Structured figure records
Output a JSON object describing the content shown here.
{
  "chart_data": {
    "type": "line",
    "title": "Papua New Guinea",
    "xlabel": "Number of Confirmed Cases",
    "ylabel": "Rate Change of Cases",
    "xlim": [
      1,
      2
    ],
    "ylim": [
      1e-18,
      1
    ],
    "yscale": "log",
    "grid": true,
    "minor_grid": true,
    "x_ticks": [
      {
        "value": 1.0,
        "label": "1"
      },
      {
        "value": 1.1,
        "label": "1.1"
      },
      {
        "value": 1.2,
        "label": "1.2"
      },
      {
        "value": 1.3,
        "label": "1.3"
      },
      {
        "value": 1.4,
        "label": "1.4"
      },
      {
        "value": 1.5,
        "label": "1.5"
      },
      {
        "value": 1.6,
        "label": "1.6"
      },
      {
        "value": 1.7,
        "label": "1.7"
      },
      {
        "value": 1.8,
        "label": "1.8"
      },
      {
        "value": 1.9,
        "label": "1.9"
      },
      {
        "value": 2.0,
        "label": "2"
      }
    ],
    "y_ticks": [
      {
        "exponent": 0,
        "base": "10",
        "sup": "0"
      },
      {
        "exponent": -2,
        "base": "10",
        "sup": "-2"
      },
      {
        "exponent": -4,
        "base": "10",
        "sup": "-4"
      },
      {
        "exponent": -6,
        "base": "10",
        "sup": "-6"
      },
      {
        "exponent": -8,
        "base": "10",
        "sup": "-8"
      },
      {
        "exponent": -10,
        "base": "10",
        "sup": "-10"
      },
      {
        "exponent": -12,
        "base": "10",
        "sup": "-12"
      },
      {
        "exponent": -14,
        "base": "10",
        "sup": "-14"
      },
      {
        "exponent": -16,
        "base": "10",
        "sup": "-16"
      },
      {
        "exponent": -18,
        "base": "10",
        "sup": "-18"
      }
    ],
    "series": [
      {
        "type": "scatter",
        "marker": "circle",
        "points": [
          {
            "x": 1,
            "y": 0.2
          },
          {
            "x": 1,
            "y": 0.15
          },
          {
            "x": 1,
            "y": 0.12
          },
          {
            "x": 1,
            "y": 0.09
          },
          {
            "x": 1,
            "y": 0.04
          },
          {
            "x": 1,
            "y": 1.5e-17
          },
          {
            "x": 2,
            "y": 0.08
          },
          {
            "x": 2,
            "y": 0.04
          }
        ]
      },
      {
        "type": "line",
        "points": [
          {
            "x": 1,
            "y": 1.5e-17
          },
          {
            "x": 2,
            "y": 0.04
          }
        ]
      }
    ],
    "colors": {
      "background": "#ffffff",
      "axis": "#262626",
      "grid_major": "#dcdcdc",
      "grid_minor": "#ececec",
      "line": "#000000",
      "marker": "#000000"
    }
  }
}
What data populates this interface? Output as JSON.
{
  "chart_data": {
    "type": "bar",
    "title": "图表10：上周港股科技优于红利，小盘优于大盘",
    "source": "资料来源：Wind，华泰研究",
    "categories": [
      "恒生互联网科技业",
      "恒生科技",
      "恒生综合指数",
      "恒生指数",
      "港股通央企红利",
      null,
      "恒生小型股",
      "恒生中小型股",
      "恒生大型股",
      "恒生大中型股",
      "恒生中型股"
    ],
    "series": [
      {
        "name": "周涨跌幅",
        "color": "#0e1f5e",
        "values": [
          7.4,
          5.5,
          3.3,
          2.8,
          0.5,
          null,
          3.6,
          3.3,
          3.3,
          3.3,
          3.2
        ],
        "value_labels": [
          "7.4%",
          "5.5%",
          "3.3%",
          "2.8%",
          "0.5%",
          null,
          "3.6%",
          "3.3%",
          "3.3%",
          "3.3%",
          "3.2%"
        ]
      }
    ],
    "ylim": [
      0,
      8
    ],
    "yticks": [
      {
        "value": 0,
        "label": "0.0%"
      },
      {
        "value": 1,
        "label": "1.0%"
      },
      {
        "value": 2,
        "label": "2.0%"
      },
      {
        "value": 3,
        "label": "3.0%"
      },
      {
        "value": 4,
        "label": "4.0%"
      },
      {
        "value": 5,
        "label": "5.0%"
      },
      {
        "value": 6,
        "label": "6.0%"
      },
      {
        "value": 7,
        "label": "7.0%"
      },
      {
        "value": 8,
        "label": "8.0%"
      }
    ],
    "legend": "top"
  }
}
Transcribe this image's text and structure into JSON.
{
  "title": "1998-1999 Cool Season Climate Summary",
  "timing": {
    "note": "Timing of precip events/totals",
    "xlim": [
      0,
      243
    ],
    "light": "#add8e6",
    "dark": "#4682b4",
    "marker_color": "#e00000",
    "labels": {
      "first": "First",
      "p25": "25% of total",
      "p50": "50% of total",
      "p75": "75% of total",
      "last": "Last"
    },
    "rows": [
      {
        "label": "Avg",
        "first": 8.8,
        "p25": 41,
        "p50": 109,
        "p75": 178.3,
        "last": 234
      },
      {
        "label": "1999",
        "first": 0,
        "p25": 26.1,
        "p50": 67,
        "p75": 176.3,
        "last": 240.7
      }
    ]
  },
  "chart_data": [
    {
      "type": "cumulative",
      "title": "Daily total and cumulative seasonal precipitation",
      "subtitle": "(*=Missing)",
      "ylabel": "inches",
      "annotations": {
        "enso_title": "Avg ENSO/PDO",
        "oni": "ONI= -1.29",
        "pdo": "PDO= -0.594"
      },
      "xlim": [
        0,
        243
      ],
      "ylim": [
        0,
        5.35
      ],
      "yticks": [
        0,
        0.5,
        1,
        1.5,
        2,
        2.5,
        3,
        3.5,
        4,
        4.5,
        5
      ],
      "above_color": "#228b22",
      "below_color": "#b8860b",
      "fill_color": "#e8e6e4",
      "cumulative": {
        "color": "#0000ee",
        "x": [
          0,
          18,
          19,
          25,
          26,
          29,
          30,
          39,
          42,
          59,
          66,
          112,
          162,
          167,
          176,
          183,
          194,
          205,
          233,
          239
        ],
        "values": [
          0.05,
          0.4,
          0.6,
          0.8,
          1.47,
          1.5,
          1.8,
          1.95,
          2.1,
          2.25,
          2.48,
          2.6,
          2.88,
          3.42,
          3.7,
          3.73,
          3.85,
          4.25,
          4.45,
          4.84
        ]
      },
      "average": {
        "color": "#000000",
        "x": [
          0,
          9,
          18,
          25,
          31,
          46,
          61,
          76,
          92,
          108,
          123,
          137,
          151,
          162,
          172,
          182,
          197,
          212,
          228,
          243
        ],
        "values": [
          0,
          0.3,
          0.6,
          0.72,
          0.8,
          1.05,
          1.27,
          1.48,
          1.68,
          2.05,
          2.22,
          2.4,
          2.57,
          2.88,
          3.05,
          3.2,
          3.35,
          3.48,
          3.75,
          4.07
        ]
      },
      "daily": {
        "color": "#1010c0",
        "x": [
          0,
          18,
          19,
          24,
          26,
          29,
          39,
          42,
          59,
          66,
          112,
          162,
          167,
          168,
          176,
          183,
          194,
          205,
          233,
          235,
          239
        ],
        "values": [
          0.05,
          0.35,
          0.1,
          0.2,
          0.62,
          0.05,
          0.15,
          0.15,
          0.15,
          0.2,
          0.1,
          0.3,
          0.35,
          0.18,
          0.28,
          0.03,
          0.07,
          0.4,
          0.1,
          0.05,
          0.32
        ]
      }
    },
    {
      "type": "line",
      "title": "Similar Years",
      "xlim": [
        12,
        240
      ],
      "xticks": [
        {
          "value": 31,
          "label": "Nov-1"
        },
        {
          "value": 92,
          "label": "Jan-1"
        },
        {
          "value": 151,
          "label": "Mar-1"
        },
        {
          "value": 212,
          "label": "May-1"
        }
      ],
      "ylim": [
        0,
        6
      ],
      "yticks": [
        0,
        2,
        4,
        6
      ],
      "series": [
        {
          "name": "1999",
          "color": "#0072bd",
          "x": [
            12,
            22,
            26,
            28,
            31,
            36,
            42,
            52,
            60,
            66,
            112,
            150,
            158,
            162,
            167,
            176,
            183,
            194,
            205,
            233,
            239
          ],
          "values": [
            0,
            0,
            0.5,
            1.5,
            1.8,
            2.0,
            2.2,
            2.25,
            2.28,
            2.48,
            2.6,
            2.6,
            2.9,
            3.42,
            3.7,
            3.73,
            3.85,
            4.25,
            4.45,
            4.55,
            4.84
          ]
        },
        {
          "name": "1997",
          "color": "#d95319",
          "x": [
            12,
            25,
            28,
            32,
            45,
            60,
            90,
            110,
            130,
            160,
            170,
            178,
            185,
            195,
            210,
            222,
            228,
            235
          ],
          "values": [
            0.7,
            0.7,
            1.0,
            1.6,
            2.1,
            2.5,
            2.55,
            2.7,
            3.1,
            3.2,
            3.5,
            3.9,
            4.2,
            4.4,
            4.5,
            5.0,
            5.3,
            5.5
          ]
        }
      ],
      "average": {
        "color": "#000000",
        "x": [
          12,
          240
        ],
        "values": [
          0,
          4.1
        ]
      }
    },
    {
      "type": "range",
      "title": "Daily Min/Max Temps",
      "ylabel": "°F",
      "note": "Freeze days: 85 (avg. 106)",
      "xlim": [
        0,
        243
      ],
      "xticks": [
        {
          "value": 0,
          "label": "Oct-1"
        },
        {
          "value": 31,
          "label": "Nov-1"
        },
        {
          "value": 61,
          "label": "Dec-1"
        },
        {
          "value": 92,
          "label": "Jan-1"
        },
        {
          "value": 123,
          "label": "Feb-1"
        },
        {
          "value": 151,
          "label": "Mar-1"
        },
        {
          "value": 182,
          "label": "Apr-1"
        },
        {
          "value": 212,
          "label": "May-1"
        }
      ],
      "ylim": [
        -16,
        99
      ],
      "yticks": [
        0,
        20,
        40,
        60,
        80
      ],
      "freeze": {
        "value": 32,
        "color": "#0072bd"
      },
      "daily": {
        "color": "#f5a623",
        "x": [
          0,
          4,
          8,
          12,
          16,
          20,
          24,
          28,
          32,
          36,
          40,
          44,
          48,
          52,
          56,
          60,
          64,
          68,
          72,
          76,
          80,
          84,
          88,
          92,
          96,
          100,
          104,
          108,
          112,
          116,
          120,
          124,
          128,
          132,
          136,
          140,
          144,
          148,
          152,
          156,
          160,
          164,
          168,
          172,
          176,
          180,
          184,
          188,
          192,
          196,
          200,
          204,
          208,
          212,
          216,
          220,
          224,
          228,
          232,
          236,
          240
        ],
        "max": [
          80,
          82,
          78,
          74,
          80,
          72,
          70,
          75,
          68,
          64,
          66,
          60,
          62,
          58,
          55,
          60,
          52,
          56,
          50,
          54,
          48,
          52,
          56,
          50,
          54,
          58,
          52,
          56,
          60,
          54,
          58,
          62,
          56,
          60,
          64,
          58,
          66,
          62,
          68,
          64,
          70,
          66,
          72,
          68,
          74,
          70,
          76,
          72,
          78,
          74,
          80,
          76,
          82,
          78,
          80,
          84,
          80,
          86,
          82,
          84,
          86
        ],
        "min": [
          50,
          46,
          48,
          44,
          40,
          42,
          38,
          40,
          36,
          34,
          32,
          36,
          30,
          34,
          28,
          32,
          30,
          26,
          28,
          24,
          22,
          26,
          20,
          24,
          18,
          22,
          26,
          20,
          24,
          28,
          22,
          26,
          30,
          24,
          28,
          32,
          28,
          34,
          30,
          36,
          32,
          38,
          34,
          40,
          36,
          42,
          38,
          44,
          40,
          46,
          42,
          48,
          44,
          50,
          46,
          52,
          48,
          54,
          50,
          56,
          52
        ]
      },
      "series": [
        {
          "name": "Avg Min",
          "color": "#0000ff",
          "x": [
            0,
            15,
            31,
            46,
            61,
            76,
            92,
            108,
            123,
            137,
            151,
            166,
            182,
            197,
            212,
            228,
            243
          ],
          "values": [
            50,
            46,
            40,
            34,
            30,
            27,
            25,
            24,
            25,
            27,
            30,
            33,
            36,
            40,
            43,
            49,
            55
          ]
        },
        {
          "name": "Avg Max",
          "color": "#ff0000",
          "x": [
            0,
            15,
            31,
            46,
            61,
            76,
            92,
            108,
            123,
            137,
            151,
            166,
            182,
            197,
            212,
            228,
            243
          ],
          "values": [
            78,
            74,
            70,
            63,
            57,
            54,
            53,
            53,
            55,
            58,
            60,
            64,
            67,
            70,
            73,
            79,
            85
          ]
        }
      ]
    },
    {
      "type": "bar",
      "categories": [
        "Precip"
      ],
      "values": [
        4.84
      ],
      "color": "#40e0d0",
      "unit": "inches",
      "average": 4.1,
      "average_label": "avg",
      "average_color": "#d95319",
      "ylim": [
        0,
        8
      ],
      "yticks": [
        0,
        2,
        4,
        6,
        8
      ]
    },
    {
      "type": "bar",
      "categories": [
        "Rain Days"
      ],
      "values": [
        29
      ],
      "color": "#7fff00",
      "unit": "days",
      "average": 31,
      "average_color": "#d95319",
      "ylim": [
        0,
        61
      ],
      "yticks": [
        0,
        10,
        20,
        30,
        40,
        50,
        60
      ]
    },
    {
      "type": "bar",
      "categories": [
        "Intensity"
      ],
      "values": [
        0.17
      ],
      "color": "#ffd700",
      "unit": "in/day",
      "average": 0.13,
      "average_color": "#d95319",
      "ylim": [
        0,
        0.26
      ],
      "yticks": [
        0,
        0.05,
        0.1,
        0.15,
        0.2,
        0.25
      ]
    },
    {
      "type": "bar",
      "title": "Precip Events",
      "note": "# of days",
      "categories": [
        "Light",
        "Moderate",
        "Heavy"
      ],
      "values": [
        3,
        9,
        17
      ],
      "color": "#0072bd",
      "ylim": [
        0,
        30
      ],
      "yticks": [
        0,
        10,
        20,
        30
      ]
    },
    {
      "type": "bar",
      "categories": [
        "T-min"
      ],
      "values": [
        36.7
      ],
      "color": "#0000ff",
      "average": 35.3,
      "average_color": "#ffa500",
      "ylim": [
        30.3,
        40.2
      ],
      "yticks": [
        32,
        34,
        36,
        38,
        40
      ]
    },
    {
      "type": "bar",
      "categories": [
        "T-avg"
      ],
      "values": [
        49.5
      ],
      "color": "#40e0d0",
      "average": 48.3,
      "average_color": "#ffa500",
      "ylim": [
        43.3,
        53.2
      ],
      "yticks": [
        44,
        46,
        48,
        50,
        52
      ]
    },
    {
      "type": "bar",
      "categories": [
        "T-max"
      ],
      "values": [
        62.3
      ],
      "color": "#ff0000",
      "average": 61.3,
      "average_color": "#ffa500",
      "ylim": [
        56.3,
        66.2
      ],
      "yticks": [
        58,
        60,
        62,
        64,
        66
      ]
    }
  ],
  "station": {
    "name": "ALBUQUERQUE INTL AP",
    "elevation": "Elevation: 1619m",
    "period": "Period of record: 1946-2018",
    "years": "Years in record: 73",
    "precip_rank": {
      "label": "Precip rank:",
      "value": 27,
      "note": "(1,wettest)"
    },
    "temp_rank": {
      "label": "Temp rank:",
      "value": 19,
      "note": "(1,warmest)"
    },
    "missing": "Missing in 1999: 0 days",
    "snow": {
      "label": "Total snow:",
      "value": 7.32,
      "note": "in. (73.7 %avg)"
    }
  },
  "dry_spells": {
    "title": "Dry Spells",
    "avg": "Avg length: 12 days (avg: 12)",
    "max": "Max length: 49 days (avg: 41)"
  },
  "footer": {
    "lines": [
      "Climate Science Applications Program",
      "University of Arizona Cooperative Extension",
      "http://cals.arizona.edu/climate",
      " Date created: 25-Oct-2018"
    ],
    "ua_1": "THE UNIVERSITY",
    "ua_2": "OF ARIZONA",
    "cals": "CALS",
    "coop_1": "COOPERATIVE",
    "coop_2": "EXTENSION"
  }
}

**Short problem:**
Look through the records and gather every line containing "JSON".

**Output for this exercise:**
Output a JSON object describing the content shown here.
What data populates this interface? Output as JSON.
Transcribe this image's text and structure into JSON.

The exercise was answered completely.